Eiseres had op 25 november 2021 een WW-uitkering aangevraagd, maar het UWV had vastgesteld dat zij tot en met 31 augustus 2022 geen recht had op een uitkering. Eiseres voerde aan dat het tussentijdse opzegbeding in de beëindigingsovereenkomst de arbeidsovereenkomst had gewijzigd, maar de rechtbank verwierp dit argument. De rechtbank benadrukte dat de tekst van artikel 19, vierde lid, van de WW duidelijk is en geen ruimte laat voor een andere uitleg. De rechtbank verwees ook naar eerdere uitspraken van de Centrale Raad van Beroep ter ondersteuning van haar oordeel.

Uiteindelijk concludeerde de rechtbank dat het UWV terecht had vastgesteld dat eiseres geen recht had op een WW-uitkering en verklaarde het beroep ongegrond. De uitspraak werd gedaan door een meervoudige kamer, bestaande uit de voorzitter en twee leden, en is openbaar gemaakt op dezelfde datum.

Uitspraak

Rechtbank Rotterdam

Bestuursrecht
zaaknummer: ROT 22/729

uitspraak van de meervoudige kamer van 23 december 2022 in de zaak tussen

[naam eiseres] , te [plaatsnaam] , eiseres,

gemachtigde: mr. G. van den Bosch,
en
de Raad van bestuur van het Uitvoeringsinstituut werknemersverzekeringen (het UWV), verweerder,
gemachtigde: [naam] .

---------------

> _WAT NODIG IS_: Geef in twee zinnen een samenvatting van de uitspraak over de WW-uitkering.

Rijen uit een dataset met opmaak:
---------------

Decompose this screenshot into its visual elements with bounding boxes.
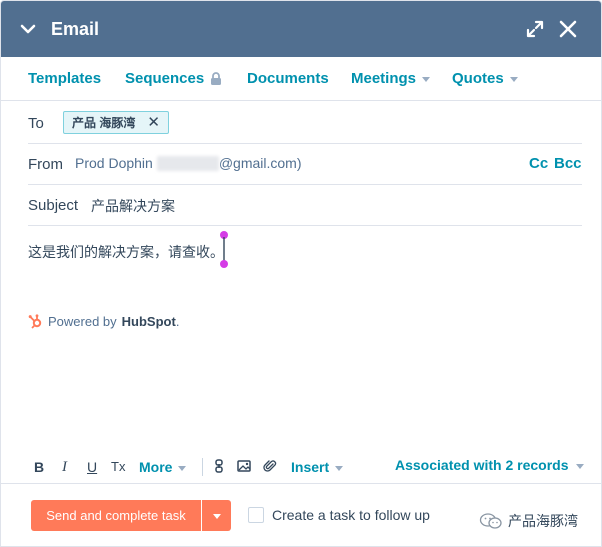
- toolbar-divider: [202, 458, 203, 476]
- wechat-logo-icon: [479, 513, 502, 529]
- powered-by-hubspot[interactable]: Powered by HubSpot.: [28, 314, 179, 329]
- from-label: From: [28, 156, 63, 173]
- subject-label: Subject: [28, 197, 79, 214]
- sender-name: Prod Dophin: [75, 155, 153, 171]
- subject-input[interactable]: 产品解决方案: [91, 196, 175, 216]
- divider: [28, 225, 582, 226]
- send-and-complete-button[interactable]: Send and complete task: [31, 500, 201, 531]
- composer-footer: Send and complete task Create a task to …: [1, 483, 601, 546]
- chevron-down-icon[interactable]: [19, 20, 37, 38]
- to-label: To: [28, 115, 44, 132]
- link-icon[interactable]: [212, 459, 226, 473]
- recipient-name: 产品 海豚湾: [72, 116, 136, 130]
- lock-icon: [211, 72, 222, 85]
- associated-records-dropdown[interactable]: Associated with 2 records: [395, 457, 584, 473]
- underline-button[interactable]: U: [87, 459, 97, 475]
- caret-down-icon: [178, 465, 187, 471]
- redacted-email: [156, 155, 219, 171]
- divider: [28, 143, 582, 144]
- recipient-chip[interactable]: 产品 海豚湾 ✕: [63, 111, 169, 134]
- watermark: 产品海豚湾: [479, 511, 578, 531]
- composer-tabs: Templates Sequences Documents Meetings Q…: [1, 57, 601, 101]
- tab-documents[interactable]: Documents: [247, 70, 329, 87]
- composer-title: Email: [51, 19, 100, 39]
- caret-down-icon: [422, 77, 431, 82]
- tab-meetings[interactable]: Meetings: [351, 70, 431, 87]
- tab-quotes[interactable]: Quotes: [452, 70, 518, 87]
- email-composer: Email Templates Sequences Documents Meet…: [0, 0, 602, 547]
- caret-down-icon: [509, 77, 518, 82]
- send-options-dropdown[interactable]: [202, 500, 231, 531]
- remove-recipient-icon[interactable]: ✕: [147, 115, 160, 130]
- powered-suffix: .: [175, 314, 180, 329]
- hubspot-sprocket-icon: [28, 314, 42, 329]
- caret-down-icon: [575, 463, 584, 469]
- from-field[interactable]: Prod Dophin @gmail.com): [75, 155, 302, 171]
- composer-header: Email: [1, 1, 601, 57]
- caret-down-icon: [335, 465, 344, 471]
- hubspot-brand: HubSpot: [121, 314, 176, 329]
- insert-dropdown[interactable]: Insert: [291, 459, 344, 475]
- clear-formatting-button[interactable]: Tx: [111, 459, 125, 474]
- watermark-text: 产品海豚湾: [508, 513, 578, 529]
- bcc-link[interactable]: Bcc: [554, 155, 582, 172]
- bold-button[interactable]: B: [34, 459, 44, 475]
- attachment-icon[interactable]: [263, 459, 277, 473]
- image-icon[interactable]: [237, 459, 251, 473]
- more-dropdown[interactable]: More: [139, 459, 187, 475]
- close-icon[interactable]: [558, 19, 578, 39]
- followup-task-label[interactable]: Create a task to follow up: [272, 507, 430, 523]
- caret-down-icon: [212, 514, 221, 519]
- formatting-toolbar: B I U Tx More Insert Associated with 2 r…: [1, 453, 601, 481]
- expand-icon[interactable]: [525, 19, 545, 39]
- tab-templates[interactable]: Templates: [28, 70, 101, 87]
- italic-button[interactable]: I: [62, 459, 67, 476]
- cc-link[interactable]: Cc: [529, 155, 548, 172]
- powered-prefix: Powered by: [48, 314, 117, 329]
- followup-task-checkbox[interactable]: [248, 507, 264, 523]
- email-body[interactable]: 这是我们的解决方案，请查收。: [28, 242, 224, 262]
- text-selection-cursor-icon: [220, 231, 228, 268]
- tab-sequences[interactable]: Sequences: [125, 70, 222, 87]
- divider: [28, 184, 582, 185]
- sender-email-suffix: @gmail.com): [218, 155, 302, 171]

---------------

> _ANTWOORD OP OPDRACHT_: Eiseres vroeg op 25 november 2021 een WW-uitkering aan, maar het UWV stelde vast dat zij tot en met 31 augustus 2022 geen recht had op een uitkering. De rechtbank verwierp haar argument dat het tussentijdse opzegbeding in de beëindigingsovereenkomst de arbeidsovereenkomst had gewijzigd, omdat de tekst van artikel 19, vierde lid, van de WW duidelijk is en geen ruimte laat voor een andere uitleg, en verklaarde het beroep ongegrond.